▶ EXERCISE TASK:
Copy out every line in which the string "JSON" occurs.

▶ RECORDED DATA:
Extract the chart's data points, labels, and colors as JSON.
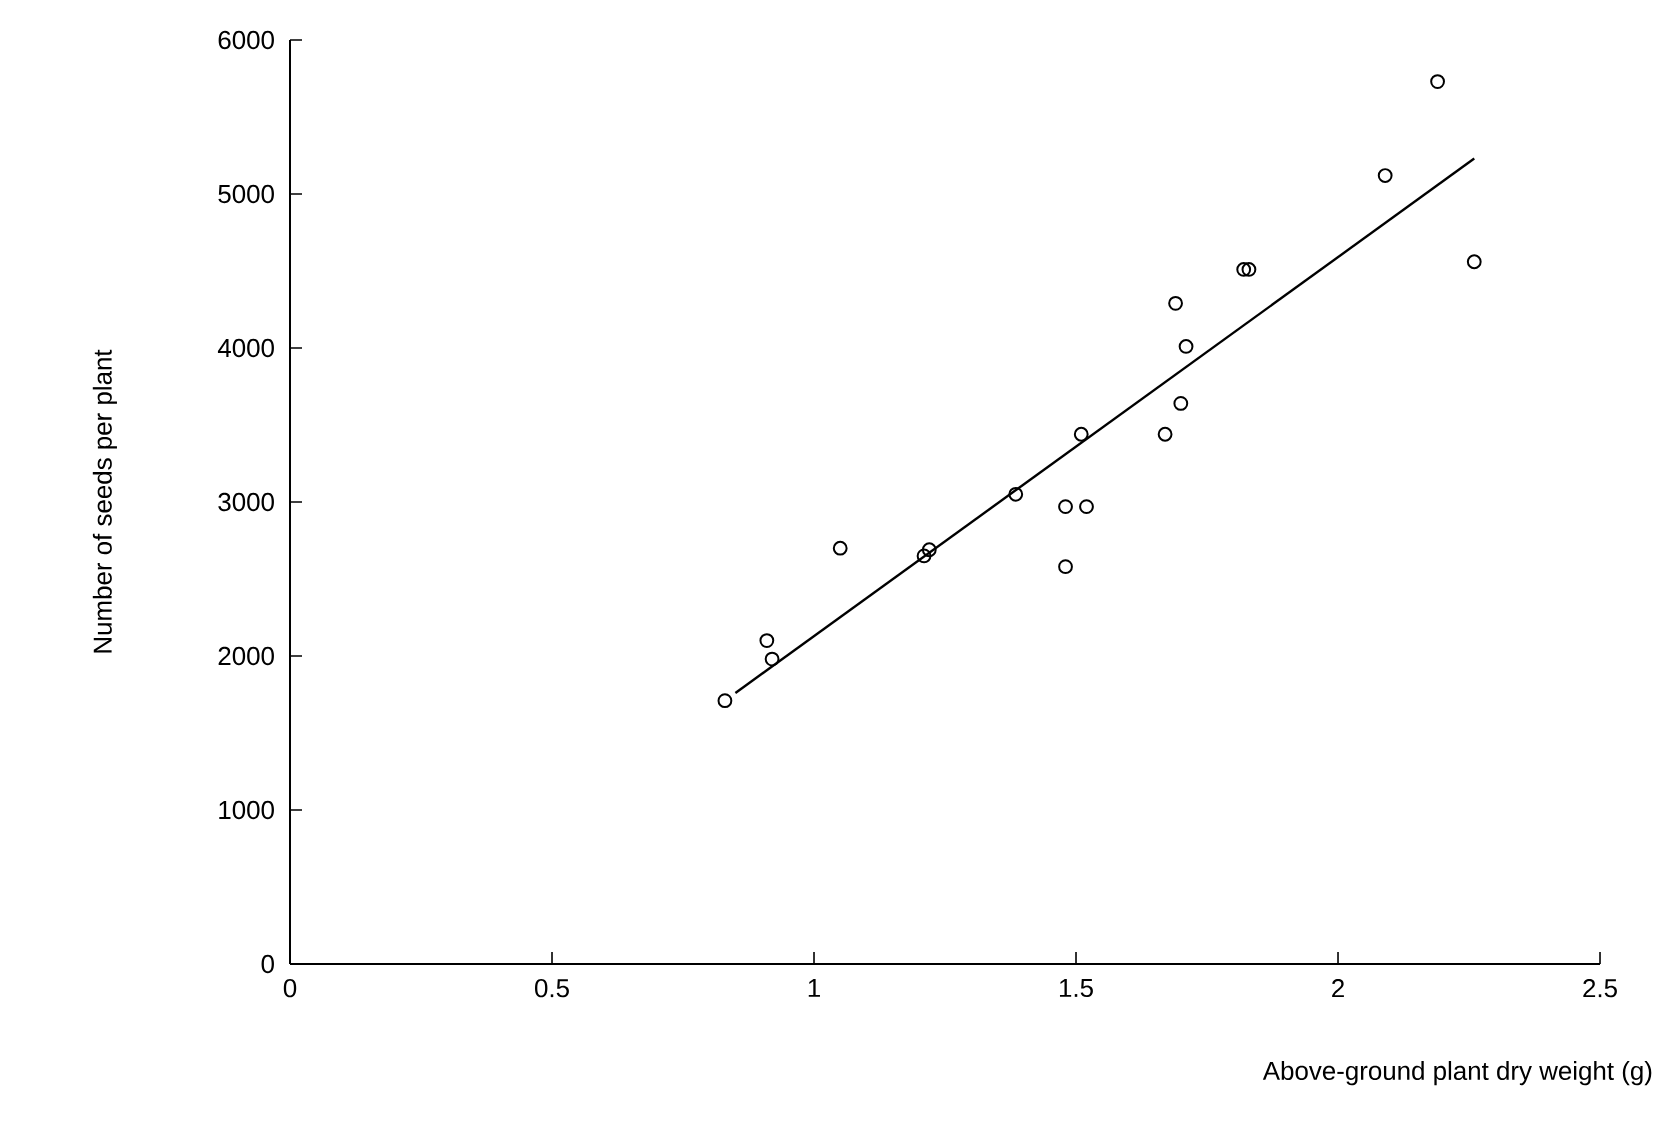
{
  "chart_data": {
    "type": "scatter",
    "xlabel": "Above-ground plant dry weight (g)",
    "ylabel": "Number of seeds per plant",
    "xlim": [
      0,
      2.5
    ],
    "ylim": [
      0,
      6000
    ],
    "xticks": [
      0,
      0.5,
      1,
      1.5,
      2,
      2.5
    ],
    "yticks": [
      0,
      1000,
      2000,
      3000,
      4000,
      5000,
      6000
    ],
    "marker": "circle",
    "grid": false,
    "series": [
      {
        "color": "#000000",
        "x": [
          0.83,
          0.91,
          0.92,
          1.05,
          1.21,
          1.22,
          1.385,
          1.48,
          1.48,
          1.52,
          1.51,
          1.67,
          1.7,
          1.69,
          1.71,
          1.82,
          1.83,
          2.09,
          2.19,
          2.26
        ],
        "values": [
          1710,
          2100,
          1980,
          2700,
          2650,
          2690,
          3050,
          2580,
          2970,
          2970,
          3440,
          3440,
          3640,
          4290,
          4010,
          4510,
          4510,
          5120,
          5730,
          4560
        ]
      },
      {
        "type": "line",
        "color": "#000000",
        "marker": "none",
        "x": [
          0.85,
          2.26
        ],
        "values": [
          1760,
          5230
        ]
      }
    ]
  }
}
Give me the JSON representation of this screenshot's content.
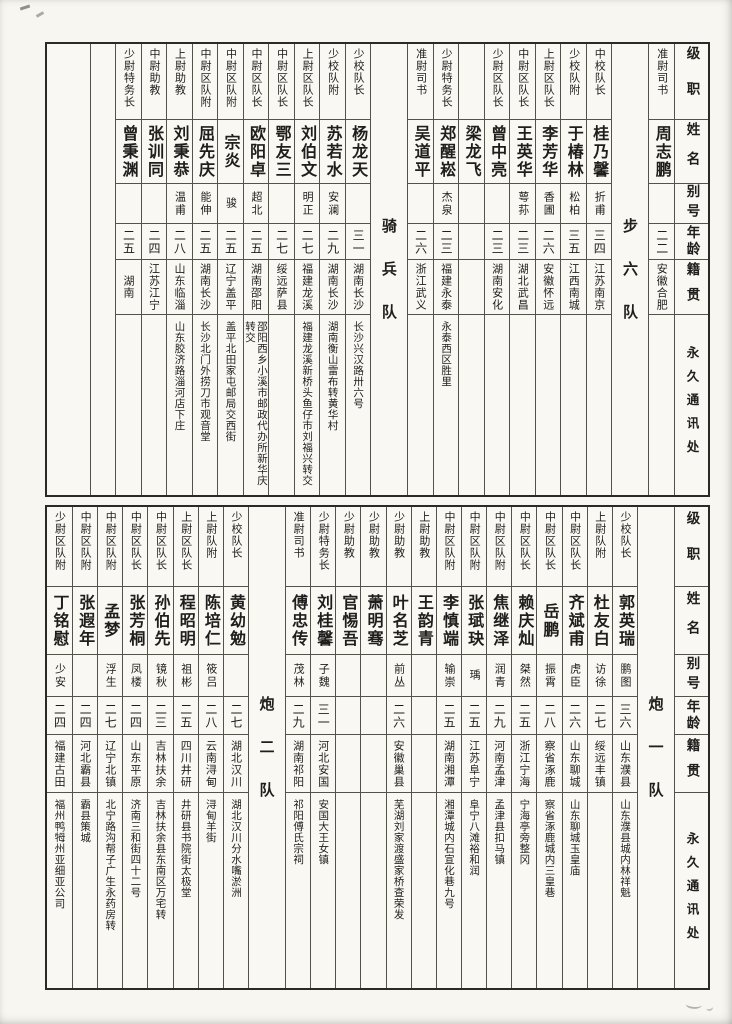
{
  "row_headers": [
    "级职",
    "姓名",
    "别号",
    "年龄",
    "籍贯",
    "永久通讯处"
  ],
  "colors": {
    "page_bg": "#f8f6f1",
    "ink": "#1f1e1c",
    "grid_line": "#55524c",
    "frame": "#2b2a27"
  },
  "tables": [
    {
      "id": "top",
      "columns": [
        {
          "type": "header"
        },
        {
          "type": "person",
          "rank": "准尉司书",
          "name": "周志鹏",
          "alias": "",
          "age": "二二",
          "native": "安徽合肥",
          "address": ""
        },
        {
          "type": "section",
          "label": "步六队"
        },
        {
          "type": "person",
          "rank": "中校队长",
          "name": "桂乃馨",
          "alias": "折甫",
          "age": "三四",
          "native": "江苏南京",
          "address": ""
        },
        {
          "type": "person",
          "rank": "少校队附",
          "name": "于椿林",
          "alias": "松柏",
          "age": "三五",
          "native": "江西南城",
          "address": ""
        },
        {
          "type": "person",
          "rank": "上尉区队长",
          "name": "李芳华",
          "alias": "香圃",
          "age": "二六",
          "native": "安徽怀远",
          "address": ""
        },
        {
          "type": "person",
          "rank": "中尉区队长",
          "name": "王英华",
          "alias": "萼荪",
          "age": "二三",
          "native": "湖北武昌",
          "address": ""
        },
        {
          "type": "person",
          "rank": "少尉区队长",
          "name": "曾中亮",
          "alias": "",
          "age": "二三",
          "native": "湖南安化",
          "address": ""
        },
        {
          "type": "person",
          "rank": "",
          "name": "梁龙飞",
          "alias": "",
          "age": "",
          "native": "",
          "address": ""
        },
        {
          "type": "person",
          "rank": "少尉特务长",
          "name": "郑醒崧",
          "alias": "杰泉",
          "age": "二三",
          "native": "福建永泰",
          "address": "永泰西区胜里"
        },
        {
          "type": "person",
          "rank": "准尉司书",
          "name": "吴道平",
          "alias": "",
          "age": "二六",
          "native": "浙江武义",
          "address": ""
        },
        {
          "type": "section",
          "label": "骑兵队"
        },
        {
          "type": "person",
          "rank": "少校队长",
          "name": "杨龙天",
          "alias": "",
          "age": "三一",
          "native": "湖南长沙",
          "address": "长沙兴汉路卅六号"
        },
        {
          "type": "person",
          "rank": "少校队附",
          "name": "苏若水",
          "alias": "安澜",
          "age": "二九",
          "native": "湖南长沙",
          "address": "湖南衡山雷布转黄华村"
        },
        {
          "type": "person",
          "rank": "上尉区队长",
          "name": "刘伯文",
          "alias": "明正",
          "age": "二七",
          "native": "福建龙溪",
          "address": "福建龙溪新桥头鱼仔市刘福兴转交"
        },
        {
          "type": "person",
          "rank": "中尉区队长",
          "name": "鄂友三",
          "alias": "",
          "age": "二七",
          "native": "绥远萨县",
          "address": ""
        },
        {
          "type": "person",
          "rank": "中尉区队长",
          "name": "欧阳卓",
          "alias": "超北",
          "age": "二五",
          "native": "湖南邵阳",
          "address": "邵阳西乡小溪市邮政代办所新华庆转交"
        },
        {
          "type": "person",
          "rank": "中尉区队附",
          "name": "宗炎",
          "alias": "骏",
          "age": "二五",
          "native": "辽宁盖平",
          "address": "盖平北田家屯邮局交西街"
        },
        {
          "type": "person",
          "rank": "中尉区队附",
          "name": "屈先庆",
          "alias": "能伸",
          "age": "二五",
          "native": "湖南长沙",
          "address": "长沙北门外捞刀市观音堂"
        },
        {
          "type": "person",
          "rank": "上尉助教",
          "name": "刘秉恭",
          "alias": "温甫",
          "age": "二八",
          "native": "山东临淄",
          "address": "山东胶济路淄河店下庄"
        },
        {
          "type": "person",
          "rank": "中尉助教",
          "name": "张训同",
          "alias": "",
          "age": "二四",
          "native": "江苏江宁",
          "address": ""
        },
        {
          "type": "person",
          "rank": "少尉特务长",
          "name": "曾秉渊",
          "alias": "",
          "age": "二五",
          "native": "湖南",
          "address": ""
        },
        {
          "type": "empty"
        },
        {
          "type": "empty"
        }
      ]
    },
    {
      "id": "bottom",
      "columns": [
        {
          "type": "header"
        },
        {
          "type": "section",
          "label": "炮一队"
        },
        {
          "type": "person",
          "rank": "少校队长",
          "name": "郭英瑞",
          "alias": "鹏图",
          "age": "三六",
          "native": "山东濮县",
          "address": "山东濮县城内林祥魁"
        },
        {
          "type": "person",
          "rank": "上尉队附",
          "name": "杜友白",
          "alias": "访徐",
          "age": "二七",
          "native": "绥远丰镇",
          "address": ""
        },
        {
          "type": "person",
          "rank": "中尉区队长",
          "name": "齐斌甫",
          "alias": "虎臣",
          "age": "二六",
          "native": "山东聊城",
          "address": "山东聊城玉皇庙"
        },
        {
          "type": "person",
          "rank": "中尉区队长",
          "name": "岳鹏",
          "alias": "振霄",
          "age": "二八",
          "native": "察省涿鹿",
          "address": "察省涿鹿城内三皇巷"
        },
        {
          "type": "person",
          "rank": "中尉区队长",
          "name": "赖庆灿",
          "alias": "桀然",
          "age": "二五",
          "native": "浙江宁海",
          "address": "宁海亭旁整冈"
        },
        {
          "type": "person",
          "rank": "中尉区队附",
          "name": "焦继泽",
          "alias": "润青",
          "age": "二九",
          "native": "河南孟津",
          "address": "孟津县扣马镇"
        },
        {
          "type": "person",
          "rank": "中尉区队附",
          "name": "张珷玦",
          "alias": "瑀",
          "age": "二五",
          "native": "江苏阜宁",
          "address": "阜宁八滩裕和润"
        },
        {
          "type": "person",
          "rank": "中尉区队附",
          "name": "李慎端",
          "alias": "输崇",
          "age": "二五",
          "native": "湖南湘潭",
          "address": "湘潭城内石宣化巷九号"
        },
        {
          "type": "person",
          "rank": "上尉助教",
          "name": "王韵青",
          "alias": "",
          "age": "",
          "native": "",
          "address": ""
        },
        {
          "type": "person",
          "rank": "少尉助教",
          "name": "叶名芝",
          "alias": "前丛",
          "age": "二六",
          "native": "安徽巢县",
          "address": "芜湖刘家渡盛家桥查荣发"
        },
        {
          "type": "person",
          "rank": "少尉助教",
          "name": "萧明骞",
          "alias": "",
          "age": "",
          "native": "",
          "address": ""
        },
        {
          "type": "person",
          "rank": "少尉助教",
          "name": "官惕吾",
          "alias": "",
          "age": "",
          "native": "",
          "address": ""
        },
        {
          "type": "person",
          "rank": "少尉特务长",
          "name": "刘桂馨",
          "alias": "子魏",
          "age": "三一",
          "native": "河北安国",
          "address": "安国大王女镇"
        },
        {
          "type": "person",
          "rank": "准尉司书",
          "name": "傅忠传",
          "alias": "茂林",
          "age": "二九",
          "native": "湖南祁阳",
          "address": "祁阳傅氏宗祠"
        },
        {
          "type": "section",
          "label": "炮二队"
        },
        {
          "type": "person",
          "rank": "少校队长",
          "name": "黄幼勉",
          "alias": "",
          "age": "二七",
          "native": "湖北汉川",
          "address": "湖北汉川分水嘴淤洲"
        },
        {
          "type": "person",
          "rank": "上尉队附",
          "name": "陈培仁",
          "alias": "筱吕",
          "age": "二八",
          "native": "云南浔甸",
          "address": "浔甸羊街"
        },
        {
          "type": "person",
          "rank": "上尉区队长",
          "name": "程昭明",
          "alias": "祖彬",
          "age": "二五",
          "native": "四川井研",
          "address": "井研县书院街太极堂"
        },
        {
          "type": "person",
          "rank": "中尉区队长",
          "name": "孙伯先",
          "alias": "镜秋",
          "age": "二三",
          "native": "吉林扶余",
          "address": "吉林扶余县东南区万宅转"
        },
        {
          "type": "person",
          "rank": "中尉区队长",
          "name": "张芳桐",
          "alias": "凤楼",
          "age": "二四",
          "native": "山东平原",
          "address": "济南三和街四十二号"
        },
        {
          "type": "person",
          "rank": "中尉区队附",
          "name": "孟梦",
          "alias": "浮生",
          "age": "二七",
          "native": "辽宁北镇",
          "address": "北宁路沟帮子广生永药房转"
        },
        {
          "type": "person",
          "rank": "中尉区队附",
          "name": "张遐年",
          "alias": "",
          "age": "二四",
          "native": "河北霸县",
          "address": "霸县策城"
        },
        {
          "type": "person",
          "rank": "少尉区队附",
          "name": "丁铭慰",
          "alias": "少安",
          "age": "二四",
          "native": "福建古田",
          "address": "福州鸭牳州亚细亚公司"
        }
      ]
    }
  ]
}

▶ CORRECT RESULT:
Extract the chart's data points, labels, and colors as JSON.
Give me the JSON representation of this screenshot's content.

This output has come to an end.